## Provided entries

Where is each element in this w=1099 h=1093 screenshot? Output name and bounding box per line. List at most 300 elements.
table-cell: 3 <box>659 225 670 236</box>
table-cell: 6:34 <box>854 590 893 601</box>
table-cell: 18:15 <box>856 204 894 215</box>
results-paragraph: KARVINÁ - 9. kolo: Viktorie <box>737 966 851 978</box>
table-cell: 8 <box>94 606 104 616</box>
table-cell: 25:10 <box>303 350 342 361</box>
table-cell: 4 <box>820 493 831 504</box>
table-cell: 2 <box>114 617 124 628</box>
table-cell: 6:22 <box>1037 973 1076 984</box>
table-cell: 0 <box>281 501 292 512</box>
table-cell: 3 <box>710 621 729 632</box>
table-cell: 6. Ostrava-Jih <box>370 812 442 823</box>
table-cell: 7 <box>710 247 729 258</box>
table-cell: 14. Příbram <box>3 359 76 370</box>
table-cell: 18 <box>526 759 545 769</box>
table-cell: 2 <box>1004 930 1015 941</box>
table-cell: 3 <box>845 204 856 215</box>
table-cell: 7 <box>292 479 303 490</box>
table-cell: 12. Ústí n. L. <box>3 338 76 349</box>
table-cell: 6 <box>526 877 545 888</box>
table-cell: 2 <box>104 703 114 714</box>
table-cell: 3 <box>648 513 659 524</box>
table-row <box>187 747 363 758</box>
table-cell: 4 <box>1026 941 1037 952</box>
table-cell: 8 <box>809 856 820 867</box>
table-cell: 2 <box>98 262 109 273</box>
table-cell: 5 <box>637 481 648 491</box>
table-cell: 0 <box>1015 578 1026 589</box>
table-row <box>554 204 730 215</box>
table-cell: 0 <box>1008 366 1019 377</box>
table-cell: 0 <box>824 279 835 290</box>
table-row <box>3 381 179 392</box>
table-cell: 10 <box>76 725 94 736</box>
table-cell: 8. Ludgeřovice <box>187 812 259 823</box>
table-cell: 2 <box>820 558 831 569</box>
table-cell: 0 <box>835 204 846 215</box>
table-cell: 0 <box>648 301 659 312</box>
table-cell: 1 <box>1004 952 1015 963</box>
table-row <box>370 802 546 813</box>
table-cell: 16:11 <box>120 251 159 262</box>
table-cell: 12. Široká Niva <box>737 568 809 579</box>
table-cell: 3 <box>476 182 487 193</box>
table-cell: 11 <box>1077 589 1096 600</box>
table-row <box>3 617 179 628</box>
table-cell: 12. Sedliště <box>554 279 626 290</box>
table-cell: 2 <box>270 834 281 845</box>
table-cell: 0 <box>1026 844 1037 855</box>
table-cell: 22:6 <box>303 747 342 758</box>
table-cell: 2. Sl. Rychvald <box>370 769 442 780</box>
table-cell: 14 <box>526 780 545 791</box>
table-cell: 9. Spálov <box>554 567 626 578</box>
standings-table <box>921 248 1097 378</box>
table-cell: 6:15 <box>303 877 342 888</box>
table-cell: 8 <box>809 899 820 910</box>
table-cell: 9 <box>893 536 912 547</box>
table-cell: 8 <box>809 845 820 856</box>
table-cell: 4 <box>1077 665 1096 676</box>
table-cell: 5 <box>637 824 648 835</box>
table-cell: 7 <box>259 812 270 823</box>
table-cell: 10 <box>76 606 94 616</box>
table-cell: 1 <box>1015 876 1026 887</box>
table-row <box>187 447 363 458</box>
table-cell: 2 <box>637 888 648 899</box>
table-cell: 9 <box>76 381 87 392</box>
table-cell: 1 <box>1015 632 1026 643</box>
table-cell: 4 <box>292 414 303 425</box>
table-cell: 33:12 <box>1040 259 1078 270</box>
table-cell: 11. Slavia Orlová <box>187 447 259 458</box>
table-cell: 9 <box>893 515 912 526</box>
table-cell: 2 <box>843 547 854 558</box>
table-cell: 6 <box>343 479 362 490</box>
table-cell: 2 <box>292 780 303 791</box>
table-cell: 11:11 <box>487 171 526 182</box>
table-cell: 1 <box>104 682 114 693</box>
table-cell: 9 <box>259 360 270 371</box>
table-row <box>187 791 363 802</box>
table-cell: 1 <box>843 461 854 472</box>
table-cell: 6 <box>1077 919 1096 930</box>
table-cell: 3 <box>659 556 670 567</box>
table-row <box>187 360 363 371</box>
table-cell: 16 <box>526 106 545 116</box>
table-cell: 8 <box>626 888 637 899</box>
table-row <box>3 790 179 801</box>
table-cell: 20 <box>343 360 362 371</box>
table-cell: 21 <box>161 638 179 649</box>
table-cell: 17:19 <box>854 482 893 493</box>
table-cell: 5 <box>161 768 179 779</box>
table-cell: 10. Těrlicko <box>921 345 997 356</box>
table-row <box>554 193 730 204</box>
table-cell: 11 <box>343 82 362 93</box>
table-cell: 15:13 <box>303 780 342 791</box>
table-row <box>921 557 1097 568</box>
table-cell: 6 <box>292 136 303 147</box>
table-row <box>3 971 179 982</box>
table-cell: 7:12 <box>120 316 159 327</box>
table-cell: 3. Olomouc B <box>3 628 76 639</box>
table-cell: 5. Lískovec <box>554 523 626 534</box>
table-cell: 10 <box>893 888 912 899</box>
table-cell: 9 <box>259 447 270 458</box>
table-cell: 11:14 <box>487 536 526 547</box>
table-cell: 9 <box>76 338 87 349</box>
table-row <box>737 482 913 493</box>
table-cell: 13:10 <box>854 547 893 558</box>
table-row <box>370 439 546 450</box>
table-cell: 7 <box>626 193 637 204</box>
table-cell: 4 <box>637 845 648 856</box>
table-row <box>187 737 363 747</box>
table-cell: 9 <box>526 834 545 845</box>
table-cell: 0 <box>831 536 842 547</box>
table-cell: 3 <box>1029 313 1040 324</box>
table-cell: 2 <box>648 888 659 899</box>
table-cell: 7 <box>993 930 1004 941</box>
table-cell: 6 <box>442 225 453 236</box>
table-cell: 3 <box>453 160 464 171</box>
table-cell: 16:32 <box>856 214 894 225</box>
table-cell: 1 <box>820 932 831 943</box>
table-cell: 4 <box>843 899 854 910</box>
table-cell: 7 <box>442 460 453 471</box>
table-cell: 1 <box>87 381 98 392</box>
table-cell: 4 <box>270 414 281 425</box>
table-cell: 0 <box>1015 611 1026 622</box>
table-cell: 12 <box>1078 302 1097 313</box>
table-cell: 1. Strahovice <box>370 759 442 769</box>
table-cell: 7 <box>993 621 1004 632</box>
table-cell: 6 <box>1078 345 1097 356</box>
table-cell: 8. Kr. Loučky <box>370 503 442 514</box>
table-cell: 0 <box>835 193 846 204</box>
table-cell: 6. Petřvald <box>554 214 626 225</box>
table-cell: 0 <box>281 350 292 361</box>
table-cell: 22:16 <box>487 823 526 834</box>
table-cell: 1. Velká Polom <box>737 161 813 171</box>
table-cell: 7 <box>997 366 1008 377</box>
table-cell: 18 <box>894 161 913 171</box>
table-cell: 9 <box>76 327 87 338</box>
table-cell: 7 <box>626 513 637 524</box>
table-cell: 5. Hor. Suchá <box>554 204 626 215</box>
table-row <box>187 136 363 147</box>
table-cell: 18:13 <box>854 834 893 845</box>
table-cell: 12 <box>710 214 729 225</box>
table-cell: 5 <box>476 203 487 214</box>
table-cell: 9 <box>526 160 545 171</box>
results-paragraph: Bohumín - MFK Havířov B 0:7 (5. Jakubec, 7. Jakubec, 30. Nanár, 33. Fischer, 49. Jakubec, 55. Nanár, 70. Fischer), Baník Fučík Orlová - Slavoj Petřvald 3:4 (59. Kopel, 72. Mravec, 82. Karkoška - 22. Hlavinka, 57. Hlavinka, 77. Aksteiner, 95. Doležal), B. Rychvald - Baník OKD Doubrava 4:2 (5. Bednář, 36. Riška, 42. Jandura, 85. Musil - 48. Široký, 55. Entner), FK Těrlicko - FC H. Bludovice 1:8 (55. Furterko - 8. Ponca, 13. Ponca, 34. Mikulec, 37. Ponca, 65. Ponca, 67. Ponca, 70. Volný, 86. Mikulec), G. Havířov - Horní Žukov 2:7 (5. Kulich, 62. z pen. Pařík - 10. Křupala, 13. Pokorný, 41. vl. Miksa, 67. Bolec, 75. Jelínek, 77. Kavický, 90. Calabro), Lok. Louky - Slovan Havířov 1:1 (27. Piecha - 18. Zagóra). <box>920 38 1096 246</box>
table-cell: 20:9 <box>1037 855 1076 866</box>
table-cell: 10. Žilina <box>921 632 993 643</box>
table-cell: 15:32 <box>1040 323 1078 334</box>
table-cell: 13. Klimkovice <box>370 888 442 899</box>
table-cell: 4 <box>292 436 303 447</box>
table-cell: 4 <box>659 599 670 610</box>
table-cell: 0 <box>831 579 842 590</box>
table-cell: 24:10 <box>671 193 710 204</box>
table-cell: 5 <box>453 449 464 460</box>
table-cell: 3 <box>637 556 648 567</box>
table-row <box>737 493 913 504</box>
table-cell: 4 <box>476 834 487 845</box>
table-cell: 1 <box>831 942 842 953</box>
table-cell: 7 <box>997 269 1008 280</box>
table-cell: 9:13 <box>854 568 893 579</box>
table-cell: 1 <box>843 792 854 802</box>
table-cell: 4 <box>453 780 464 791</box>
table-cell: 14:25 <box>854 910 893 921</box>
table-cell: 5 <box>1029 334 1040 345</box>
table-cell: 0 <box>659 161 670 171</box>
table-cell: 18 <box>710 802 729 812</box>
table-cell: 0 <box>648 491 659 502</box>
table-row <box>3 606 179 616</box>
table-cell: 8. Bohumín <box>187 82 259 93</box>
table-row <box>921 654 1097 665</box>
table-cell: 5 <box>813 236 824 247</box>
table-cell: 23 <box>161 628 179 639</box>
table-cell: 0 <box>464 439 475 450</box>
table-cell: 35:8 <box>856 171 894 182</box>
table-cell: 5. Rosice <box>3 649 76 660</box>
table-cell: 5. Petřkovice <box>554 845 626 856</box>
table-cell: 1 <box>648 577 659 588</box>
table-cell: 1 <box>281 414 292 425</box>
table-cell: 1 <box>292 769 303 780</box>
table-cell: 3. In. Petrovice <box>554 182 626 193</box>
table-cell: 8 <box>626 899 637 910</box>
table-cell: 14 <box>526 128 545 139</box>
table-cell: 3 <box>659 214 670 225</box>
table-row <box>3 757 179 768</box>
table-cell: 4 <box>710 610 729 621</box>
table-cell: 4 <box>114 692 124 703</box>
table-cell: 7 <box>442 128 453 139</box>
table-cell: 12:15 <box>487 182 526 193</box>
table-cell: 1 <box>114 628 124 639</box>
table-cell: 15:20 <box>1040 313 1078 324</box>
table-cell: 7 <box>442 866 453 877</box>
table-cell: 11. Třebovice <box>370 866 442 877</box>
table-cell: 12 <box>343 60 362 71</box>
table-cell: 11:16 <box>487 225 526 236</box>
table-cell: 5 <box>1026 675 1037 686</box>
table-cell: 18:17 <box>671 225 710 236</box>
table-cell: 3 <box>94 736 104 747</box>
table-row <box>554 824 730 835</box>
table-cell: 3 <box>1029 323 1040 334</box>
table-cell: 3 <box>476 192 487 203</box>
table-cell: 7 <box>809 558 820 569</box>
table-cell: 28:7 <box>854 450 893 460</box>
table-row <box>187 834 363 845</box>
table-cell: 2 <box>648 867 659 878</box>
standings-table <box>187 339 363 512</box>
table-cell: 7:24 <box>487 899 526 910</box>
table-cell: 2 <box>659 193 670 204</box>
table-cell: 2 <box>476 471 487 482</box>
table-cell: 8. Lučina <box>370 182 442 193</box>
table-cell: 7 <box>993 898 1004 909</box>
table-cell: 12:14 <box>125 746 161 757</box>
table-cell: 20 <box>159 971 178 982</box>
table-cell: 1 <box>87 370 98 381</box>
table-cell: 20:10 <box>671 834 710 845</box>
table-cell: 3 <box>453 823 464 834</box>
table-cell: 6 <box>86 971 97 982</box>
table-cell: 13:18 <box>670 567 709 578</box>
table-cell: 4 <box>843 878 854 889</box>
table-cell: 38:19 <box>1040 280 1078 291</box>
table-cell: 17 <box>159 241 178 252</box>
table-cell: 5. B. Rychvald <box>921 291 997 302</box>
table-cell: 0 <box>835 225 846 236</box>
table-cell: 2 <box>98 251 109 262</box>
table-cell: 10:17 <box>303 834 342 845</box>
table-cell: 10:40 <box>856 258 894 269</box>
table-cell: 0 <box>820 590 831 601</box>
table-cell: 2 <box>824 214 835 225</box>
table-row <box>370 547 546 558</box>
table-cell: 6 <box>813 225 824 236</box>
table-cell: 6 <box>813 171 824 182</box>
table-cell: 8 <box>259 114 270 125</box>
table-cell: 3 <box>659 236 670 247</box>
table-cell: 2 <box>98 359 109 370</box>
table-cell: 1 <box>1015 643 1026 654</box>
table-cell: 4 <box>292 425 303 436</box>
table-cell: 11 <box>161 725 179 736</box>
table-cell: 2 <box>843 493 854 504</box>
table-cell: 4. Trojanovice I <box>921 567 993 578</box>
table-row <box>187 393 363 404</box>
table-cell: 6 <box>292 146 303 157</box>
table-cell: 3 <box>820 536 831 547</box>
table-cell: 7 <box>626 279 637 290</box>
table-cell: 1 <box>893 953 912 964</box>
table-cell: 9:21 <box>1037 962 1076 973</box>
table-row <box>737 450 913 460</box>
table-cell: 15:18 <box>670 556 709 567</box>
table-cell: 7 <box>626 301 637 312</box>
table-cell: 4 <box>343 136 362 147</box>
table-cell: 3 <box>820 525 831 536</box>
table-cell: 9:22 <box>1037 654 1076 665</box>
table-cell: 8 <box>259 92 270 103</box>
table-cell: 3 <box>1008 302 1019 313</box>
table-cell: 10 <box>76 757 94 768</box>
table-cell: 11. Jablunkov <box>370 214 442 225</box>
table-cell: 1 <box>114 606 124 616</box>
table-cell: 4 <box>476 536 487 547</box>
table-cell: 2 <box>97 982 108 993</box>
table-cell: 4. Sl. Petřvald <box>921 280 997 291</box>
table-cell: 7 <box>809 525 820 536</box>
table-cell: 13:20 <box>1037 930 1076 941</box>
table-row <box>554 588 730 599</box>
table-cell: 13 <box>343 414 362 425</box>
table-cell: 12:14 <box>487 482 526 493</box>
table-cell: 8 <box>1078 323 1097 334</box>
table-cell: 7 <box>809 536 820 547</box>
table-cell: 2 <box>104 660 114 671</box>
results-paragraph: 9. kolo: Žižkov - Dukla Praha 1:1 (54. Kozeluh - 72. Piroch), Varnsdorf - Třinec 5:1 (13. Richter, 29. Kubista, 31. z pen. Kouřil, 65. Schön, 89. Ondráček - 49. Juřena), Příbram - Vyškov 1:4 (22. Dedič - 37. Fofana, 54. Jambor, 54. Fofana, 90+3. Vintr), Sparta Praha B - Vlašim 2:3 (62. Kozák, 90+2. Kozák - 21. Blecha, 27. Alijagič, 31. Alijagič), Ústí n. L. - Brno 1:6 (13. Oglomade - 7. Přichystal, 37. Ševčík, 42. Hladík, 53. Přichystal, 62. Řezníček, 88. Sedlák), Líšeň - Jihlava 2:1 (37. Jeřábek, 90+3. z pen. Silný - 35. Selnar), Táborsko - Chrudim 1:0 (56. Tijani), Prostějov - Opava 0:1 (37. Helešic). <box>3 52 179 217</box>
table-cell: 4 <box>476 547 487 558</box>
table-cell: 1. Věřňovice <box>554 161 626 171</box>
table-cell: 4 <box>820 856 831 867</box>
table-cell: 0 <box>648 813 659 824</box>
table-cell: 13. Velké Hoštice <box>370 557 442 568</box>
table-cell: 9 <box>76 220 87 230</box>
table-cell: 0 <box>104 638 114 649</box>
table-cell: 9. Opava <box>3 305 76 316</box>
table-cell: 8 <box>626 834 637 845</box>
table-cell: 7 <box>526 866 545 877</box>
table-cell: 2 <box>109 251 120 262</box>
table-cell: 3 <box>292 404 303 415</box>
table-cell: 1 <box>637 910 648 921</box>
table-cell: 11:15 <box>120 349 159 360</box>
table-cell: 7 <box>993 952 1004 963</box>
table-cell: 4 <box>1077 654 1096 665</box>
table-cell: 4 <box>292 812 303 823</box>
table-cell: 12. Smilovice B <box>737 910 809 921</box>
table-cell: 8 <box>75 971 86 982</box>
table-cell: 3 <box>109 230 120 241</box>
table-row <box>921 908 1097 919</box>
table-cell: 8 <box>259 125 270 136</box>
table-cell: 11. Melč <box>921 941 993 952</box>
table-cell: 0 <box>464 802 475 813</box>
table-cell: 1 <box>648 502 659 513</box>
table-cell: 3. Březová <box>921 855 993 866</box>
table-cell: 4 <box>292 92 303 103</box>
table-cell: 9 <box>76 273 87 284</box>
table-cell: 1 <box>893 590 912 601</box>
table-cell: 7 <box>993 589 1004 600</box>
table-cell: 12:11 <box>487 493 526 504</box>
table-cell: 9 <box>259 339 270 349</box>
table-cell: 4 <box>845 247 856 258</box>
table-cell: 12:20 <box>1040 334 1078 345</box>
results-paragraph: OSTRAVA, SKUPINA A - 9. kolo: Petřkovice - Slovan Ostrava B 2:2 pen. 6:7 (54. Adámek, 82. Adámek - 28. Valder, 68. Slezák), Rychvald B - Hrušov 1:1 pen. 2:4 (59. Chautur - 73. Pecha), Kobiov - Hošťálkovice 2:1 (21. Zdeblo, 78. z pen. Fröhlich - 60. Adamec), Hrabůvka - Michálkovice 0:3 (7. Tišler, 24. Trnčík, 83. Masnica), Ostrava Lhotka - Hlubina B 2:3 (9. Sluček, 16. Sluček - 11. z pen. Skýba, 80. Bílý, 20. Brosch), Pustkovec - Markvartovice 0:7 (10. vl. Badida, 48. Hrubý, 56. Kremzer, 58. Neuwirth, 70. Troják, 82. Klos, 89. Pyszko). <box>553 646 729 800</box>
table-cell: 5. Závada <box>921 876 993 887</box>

## Directions for this task
Convert the material, from its first line through the line containing "table-cell: 18:15 <box>856 204 894 215</box>", into a numbered list that leaves out any blank lines.

## The solution
1. Where is each element in this w=1099 h=1093 screenshot? Output name and bounding box per line. List at most 300 elements.
2. table-cell: 3 <box>659 225 670 236</box>
3. table-cell: 6:34 <box>854 590 893 601</box>
4. table-cell: 18:15 <box>856 204 894 215</box>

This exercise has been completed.